>> START DATASET

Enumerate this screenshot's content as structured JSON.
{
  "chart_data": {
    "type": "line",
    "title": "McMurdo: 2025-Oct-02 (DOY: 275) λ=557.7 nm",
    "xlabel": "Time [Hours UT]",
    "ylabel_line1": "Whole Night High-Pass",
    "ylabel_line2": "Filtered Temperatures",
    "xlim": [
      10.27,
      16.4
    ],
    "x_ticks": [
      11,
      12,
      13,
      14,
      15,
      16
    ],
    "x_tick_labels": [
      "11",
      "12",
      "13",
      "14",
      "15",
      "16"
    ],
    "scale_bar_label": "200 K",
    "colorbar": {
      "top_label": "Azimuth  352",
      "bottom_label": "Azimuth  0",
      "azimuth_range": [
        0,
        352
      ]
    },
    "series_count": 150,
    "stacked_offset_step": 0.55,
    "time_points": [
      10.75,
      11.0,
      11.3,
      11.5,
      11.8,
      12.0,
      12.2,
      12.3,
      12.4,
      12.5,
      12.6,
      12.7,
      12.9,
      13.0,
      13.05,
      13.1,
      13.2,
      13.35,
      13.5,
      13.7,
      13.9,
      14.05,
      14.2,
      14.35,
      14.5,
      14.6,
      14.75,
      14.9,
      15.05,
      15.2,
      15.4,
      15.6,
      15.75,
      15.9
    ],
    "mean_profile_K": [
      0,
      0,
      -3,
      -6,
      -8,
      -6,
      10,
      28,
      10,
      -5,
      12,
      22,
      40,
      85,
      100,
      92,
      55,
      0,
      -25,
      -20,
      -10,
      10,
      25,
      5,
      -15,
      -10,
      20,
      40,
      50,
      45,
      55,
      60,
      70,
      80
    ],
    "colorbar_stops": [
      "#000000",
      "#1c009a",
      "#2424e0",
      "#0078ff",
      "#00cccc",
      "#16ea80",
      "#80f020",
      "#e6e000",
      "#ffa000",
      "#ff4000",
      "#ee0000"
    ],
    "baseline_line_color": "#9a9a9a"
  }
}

>> END DATASET

### TASK DETAILS
Return the entries above exactly as they appear.

### ANSWER IN FULL
Enumerate this screenshot's content as structured JSON.
{
  "chart_data": {
    "type": "line",
    "title": "McMurdo: 2025-Oct-02 (DOY: 275) λ=557.7 nm",
    "xlabel": "Time [Hours UT]",
    "ylabel_line1": "Whole Night High-Pass",
    "ylabel_line2": "Filtered Temperatures",
    "xlim": [
      10.27,
      16.4
    ],
    "x_ticks": [
      11,
      12,
      13,
      14,
      15,
      16
    ],
    "x_tick_labels": [
      "11",
      "12",
      "13",
      "14",
      "15",
      "16"
    ],
    "scale_bar_label": "200 K",
    "colorbar": {
      "top_label": "Azimuth  352",
      "bottom_label": "Azimuth  0",
      "azimuth_range": [
        0,
        352
      ]
    },
    "series_count": 150,
    "stacked_offset_step": 0.55,
    "time_points": [
      10.75,
      11.0,
      11.3,
      11.5,
      11.8,
      12.0,
      12.2,
      12.3,
      12.4,
      12.5,
      12.6,
      12.7,
      12.9,
      13.0,
      13.05,
      13.1,
      13.2,
      13.35,
      13.5,
      13.7,
      13.9,
      14.05,
      14.2,
      14.35,
      14.5,
      14.6,
      14.75,
      14.9,
      15.05,
      15.2,
      15.4,
      15.6,
      15.75,
      15.9
    ],
    "mean_profile_K": [
      0,
      0,
      -3,
      -6,
      -8,
      -6,
      10,
      28,
      10,
      -5,
      12,
      22,
      40,
      85,
      100,
      92,
      55,
      0,
      -25,
      -20,
      -10,
      10,
      25,
      5,
      -15,
      -10,
      20,
      40,
      50,
      45,
      55,
      60,
      70,
      80
    ],
    "colorbar_stops": [
      "#000000",
      "#1c009a",
      "#2424e0",
      "#0078ff",
      "#00cccc",
      "#16ea80",
      "#80f020",
      "#e6e000",
      "#ffa000",
      "#ff4000",
      "#ee0000"
    ],
    "baseline_line_color": "#9a9a9a"
  }
}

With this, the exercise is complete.